EXERCISE TASK. Transcribe the full listing exactly, and drop every picture.

------------------------------------------------------------

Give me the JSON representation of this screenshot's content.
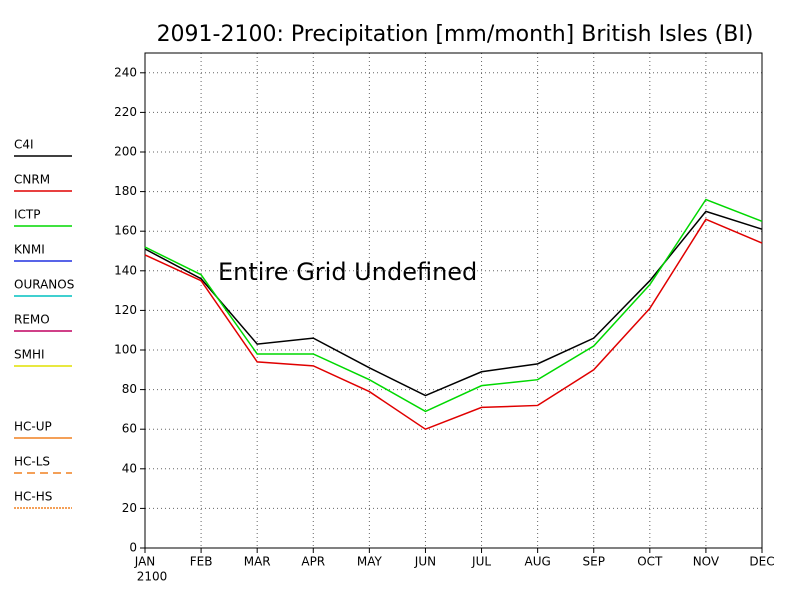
{
  "chart_data": {
    "type": "line",
    "title": "2091-2100: Precipitation [mm/month] British Isles (BI)",
    "annotation": "Entire Grid Undefined",
    "categories": [
      "JAN",
      "FEB",
      "MAR",
      "APR",
      "MAY",
      "JUN",
      "JUL",
      "AUG",
      "SEP",
      "OCT",
      "NOV",
      "DEC"
    ],
    "x_sublabel": "2100",
    "ylim": [
      0,
      250
    ],
    "yticks": [
      0,
      20,
      40,
      60,
      80,
      100,
      120,
      140,
      160,
      180,
      200,
      220,
      240
    ],
    "grid": true,
    "series": [
      {
        "name": "C4I",
        "color": "#000000",
        "values": [
          151,
          136,
          103,
          106,
          91,
          77,
          89,
          93,
          106,
          135,
          170,
          161
        ]
      },
      {
        "name": "CNRM",
        "color": "#e00000",
        "values": [
          148,
          135,
          94,
          92,
          79,
          60,
          71,
          72,
          90,
          121,
          166,
          154
        ]
      },
      {
        "name": "ICTP",
        "color": "#00d800",
        "values": [
          152,
          138,
          98,
          98,
          85,
          69,
          82,
          85,
          102,
          133,
          176,
          165
        ]
      },
      {
        "name": "KNMI",
        "color": "#2030e0",
        "values": [
          null,
          null,
          null,
          null,
          null,
          null,
          null,
          null,
          null,
          null,
          null,
          null
        ]
      },
      {
        "name": "OURANOS",
        "color": "#00c0c0",
        "values": [
          null,
          null,
          null,
          null,
          null,
          null,
          null,
          null,
          null,
          null,
          null,
          null
        ]
      },
      {
        "name": "REMO",
        "color": "#c00060",
        "values": [
          null,
          null,
          null,
          null,
          null,
          null,
          null,
          null,
          null,
          null,
          null,
          null
        ]
      },
      {
        "name": "SMHI",
        "color": "#e0e000",
        "values": [
          null,
          null,
          null,
          null,
          null,
          null,
          null,
          null,
          null,
          null,
          null,
          null
        ]
      },
      {
        "name": "HC-UP",
        "color": "#f08020",
        "values": [
          null,
          null,
          null,
          null,
          null,
          null,
          null,
          null,
          null,
          null,
          null,
          null
        ]
      },
      {
        "name": "HC-LS",
        "color": "#f08020",
        "dash": "dashed",
        "values": [
          null,
          null,
          null,
          null,
          null,
          null,
          null,
          null,
          null,
          null,
          null,
          null
        ]
      },
      {
        "name": "HC-HS",
        "color": "#f08020",
        "dash": "dotted",
        "values": [
          null,
          null,
          null,
          null,
          null,
          null,
          null,
          null,
          null,
          null,
          null,
          null
        ]
      }
    ]
  }
}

------------------------------------------------------------

RESPONSE TO THIS TASK.
Give me the JSON representation of this screenshot's content.
{
  "chart_data": {
    "type": "line",
    "title": "2091-2100: Precipitation [mm/month] British Isles (BI)",
    "annotation": "Entire Grid Undefined",
    "categories": [
      "JAN",
      "FEB",
      "MAR",
      "APR",
      "MAY",
      "JUN",
      "JUL",
      "AUG",
      "SEP",
      "OCT",
      "NOV",
      "DEC"
    ],
    "x_sublabel": "2100",
    "ylim": [
      0,
      250
    ],
    "yticks": [
      0,
      20,
      40,
      60,
      80,
      100,
      120,
      140,
      160,
      180,
      200,
      220,
      240
    ],
    "grid": true,
    "series": [
      {
        "name": "C4I",
        "color": "#000000",
        "values": [
          151,
          136,
          103,
          106,
          91,
          77,
          89,
          93,
          106,
          135,
          170,
          161
        ]
      },
      {
        "name": "CNRM",
        "color": "#e00000",
        "values": [
          148,
          135,
          94,
          92,
          79,
          60,
          71,
          72,
          90,
          121,
          166,
          154
        ]
      },
      {
        "name": "ICTP",
        "color": "#00d800",
        "values": [
          152,
          138,
          98,
          98,
          85,
          69,
          82,
          85,
          102,
          133,
          176,
          165
        ]
      },
      {
        "name": "KNMI",
        "color": "#2030e0",
        "values": [
          null,
          null,
          null,
          null,
          null,
          null,
          null,
          null,
          null,
          null,
          null,
          null
        ]
      },
      {
        "name": "OURANOS",
        "color": "#00c0c0",
        "values": [
          null,
          null,
          null,
          null,
          null,
          null,
          null,
          null,
          null,
          null,
          null,
          null
        ]
      },
      {
        "name": "REMO",
        "color": "#c00060",
        "values": [
          null,
          null,
          null,
          null,
          null,
          null,
          null,
          null,
          null,
          null,
          null,
          null
        ]
      },
      {
        "name": "SMHI",
        "color": "#e0e000",
        "values": [
          null,
          null,
          null,
          null,
          null,
          null,
          null,
          null,
          null,
          null,
          null,
          null
        ]
      },
      {
        "name": "HC-UP",
        "color": "#f08020",
        "values": [
          null,
          null,
          null,
          null,
          null,
          null,
          null,
          null,
          null,
          null,
          null,
          null
        ]
      },
      {
        "name": "HC-LS",
        "color": "#f08020",
        "dash": "dashed",
        "values": [
          null,
          null,
          null,
          null,
          null,
          null,
          null,
          null,
          null,
          null,
          null,
          null
        ]
      },
      {
        "name": "HC-HS",
        "color": "#f08020",
        "dash": "dotted",
        "values": [
          null,
          null,
          null,
          null,
          null,
          null,
          null,
          null,
          null,
          null,
          null,
          null
        ]
      }
    ]
  }
}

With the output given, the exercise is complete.